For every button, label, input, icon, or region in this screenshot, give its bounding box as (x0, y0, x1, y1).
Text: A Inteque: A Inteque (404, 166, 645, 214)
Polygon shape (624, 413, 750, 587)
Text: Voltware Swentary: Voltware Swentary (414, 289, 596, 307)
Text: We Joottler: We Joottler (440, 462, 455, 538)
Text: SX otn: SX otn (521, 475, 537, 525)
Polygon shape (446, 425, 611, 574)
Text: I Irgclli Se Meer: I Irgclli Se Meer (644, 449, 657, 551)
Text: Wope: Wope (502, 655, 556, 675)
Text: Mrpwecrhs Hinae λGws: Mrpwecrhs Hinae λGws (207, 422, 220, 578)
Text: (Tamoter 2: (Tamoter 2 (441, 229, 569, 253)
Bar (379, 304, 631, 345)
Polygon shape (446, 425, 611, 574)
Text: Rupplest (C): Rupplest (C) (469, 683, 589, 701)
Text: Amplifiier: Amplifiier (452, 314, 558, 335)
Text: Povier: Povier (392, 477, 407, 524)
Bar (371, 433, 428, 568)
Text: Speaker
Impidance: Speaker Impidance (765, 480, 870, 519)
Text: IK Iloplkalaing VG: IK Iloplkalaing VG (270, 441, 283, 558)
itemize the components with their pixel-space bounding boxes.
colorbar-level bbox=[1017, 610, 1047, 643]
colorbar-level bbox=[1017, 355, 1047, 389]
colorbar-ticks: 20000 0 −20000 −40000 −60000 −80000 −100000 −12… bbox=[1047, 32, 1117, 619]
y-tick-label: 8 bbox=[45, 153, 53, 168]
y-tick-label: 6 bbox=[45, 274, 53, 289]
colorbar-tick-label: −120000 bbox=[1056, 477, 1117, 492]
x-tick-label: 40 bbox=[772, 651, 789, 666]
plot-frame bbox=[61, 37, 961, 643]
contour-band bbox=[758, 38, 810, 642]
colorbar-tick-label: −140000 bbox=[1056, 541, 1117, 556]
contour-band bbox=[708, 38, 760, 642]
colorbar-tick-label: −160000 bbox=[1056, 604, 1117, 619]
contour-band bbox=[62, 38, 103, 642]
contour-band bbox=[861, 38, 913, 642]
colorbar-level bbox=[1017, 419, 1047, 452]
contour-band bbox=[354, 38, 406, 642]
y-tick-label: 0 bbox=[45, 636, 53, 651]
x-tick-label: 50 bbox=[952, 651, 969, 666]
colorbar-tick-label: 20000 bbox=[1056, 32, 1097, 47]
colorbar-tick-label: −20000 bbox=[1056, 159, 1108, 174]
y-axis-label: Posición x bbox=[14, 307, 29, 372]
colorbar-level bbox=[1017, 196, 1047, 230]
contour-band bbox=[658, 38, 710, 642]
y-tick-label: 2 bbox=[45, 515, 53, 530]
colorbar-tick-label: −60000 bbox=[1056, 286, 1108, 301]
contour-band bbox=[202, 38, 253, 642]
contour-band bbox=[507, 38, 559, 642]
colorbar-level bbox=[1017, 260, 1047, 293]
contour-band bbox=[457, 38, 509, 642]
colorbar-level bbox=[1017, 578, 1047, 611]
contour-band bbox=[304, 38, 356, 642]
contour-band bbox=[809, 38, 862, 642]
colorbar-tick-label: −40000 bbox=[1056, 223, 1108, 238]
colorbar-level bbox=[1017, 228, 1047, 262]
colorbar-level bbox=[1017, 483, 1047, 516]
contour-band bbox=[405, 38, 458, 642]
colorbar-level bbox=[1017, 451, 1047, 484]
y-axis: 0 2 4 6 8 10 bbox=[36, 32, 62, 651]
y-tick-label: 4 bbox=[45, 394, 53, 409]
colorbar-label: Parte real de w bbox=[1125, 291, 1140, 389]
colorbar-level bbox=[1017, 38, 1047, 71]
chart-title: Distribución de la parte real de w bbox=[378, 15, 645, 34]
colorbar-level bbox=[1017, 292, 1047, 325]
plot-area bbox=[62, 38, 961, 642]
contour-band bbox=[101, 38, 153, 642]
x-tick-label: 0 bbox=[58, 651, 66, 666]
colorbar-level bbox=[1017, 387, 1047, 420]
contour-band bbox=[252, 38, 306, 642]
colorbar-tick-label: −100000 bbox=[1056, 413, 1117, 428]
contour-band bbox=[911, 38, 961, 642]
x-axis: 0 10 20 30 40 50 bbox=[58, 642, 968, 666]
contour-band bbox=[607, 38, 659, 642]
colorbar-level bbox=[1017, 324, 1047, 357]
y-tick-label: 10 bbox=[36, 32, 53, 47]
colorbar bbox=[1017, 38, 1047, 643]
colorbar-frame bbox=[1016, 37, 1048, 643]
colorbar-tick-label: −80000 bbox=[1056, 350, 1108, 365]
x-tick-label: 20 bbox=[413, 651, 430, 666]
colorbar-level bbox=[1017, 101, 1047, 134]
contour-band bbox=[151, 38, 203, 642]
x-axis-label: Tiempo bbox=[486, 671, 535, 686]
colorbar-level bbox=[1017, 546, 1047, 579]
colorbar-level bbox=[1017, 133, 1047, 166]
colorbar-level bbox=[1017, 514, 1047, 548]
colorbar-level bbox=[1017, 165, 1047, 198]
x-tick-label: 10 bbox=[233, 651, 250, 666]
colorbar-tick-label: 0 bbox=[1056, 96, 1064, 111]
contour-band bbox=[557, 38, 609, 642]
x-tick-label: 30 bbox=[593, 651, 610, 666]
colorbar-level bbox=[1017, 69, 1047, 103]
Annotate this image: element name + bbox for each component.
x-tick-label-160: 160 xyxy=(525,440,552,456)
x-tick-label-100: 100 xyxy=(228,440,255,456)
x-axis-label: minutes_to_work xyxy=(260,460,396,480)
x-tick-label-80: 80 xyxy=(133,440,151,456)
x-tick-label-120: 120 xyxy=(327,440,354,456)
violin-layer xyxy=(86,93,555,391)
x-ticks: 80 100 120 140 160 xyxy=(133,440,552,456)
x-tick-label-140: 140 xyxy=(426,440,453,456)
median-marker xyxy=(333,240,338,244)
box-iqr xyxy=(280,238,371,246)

■ Request ■
Copy every one of the rows above, keeping each character, space, and line break unchanged.

■ Right answer ■
For every button, label, input, icon, or region in this screenshot, give its bounding box as (x0, y0, x1, y1).
Text: A Inteque: A Inteque (404, 166, 645, 214)
Polygon shape (624, 413, 750, 587)
Text: Voltware Swentary: Voltware Swentary (414, 289, 596, 307)
Text: We Joottler: We Joottler (440, 462, 455, 538)
Text: SX otn: SX otn (521, 475, 537, 525)
Polygon shape (446, 425, 611, 574)
Text: I Irgclli Se Meer: I Irgclli Se Meer (644, 449, 657, 551)
Text: Wope: Wope (502, 655, 556, 675)
Text: Mrpwecrhs Hinae λGws: Mrpwecrhs Hinae λGws (207, 422, 220, 578)
Text: (Tamoter 2: (Tamoter 2 (441, 229, 569, 253)
Bar (379, 304, 631, 345)
Polygon shape (446, 425, 611, 574)
Text: Rupplest (C): Rupplest (C) (469, 683, 589, 701)
Text: Amplifiier: Amplifiier (452, 314, 558, 335)
Text: Povier: Povier (392, 477, 407, 524)
Bar (371, 433, 428, 568)
Text: Speaker
Impidance: Speaker Impidance (765, 480, 870, 519)
Text: IK Iloplkalaing VG: IK Iloplkalaing VG (270, 441, 283, 558)
itemize the components with their pixel-space bounding boxes.
colorbar-level bbox=[1017, 610, 1047, 643]
colorbar-level bbox=[1017, 355, 1047, 389]
colorbar-ticks: 20000 0 −20000 −40000 −60000 −80000 −100000 −12… bbox=[1047, 32, 1117, 619]
y-tick-label: 8 bbox=[45, 153, 53, 168]
y-tick-label: 6 bbox=[45, 274, 53, 289]
colorbar-tick-label: −120000 bbox=[1056, 477, 1117, 492]
x-tick-label: 40 bbox=[772, 651, 789, 666]
plot-frame bbox=[61, 37, 961, 643]
contour-band bbox=[758, 38, 810, 642]
colorbar-tick-label: −140000 bbox=[1056, 541, 1117, 556]
contour-band bbox=[708, 38, 760, 642]
colorbar-tick-label: −160000 bbox=[1056, 604, 1117, 619]
contour-band bbox=[62, 38, 103, 642]
contour-band bbox=[861, 38, 913, 642]
colorbar-level bbox=[1017, 419, 1047, 452]
contour-band bbox=[354, 38, 406, 642]
y-tick-label: 0 bbox=[45, 636, 53, 651]
x-tick-label: 50 bbox=[952, 651, 969, 666]
colorbar-tick-label: 20000 bbox=[1056, 32, 1097, 47]
colorbar-tick-label: −20000 bbox=[1056, 159, 1108, 174]
y-axis-label: Posición x bbox=[14, 307, 29, 372]
colorbar-level bbox=[1017, 196, 1047, 230]
contour-band bbox=[658, 38, 710, 642]
y-tick-label: 2 bbox=[45, 515, 53, 530]
colorbar-tick-label: −60000 bbox=[1056, 286, 1108, 301]
contour-band bbox=[202, 38, 253, 642]
contour-band bbox=[507, 38, 559, 642]
colorbar-level bbox=[1017, 260, 1047, 293]
contour-band bbox=[457, 38, 509, 642]
colorbar-level bbox=[1017, 578, 1047, 611]
contour-band bbox=[304, 38, 356, 642]
contour-band bbox=[809, 38, 862, 642]
colorbar-tick-label: −40000 bbox=[1056, 223, 1108, 238]
colorbar-level bbox=[1017, 228, 1047, 262]
colorbar-level bbox=[1017, 483, 1047, 516]
contour-band bbox=[405, 38, 458, 642]
colorbar-level bbox=[1017, 451, 1047, 484]
y-axis: 0 2 4 6 8 10 bbox=[36, 32, 62, 651]
y-tick-label: 4 bbox=[45, 394, 53, 409]
colorbar-label: Parte real de w bbox=[1125, 291, 1140, 389]
colorbar-level bbox=[1017, 38, 1047, 71]
chart-title: Distribución de la parte real de w bbox=[378, 15, 645, 34]
colorbar-level bbox=[1017, 292, 1047, 325]
plot-area bbox=[62, 38, 961, 642]
contour-band bbox=[101, 38, 153, 642]
x-tick-label: 0 bbox=[58, 651, 66, 666]
colorbar-level bbox=[1017, 387, 1047, 420]
contour-band bbox=[252, 38, 306, 642]
colorbar-tick-label: −100000 bbox=[1056, 413, 1117, 428]
contour-band bbox=[911, 38, 961, 642]
x-axis: 0 10 20 30 40 50 bbox=[58, 642, 968, 666]
contour-band bbox=[607, 38, 659, 642]
colorbar-level bbox=[1017, 324, 1047, 357]
y-tick-label: 10 bbox=[36, 32, 53, 47]
colorbar bbox=[1017, 38, 1047, 643]
colorbar-frame bbox=[1016, 37, 1048, 643]
colorbar-tick-label: −80000 bbox=[1056, 350, 1108, 365]
x-tick-label: 20 bbox=[413, 651, 430, 666]
colorbar-level bbox=[1017, 101, 1047, 134]
contour-band bbox=[151, 38, 203, 642]
x-axis-label: Tiempo bbox=[486, 671, 535, 686]
colorbar-level bbox=[1017, 546, 1047, 579]
colorbar-level bbox=[1017, 133, 1047, 166]
colorbar-level bbox=[1017, 514, 1047, 548]
colorbar-level bbox=[1017, 165, 1047, 198]
x-tick-label: 10 bbox=[233, 651, 250, 666]
colorbar-tick-label: 0 bbox=[1056, 96, 1064, 111]
contour-band bbox=[557, 38, 609, 642]
x-tick-label: 30 bbox=[593, 651, 610, 666]
colorbar-level bbox=[1017, 69, 1047, 103]
Annotate this image: element name + bbox for each component.
x-tick-label-160: 160 xyxy=(525,440,552,456)
x-tick-label-100: 100 xyxy=(228,440,255,456)
x-axis-label: minutes_to_work xyxy=(260,460,396,480)
x-tick-label-80: 80 xyxy=(133,440,151,456)
x-tick-label-120: 120 xyxy=(327,440,354,456)
violin-layer xyxy=(86,93,555,391)
x-ticks: 80 100 120 140 160 xyxy=(133,440,552,456)
x-tick-label-140: 140 xyxy=(426,440,453,456)
median-marker xyxy=(333,240,338,244)
box-iqr xyxy=(280,238,371,246)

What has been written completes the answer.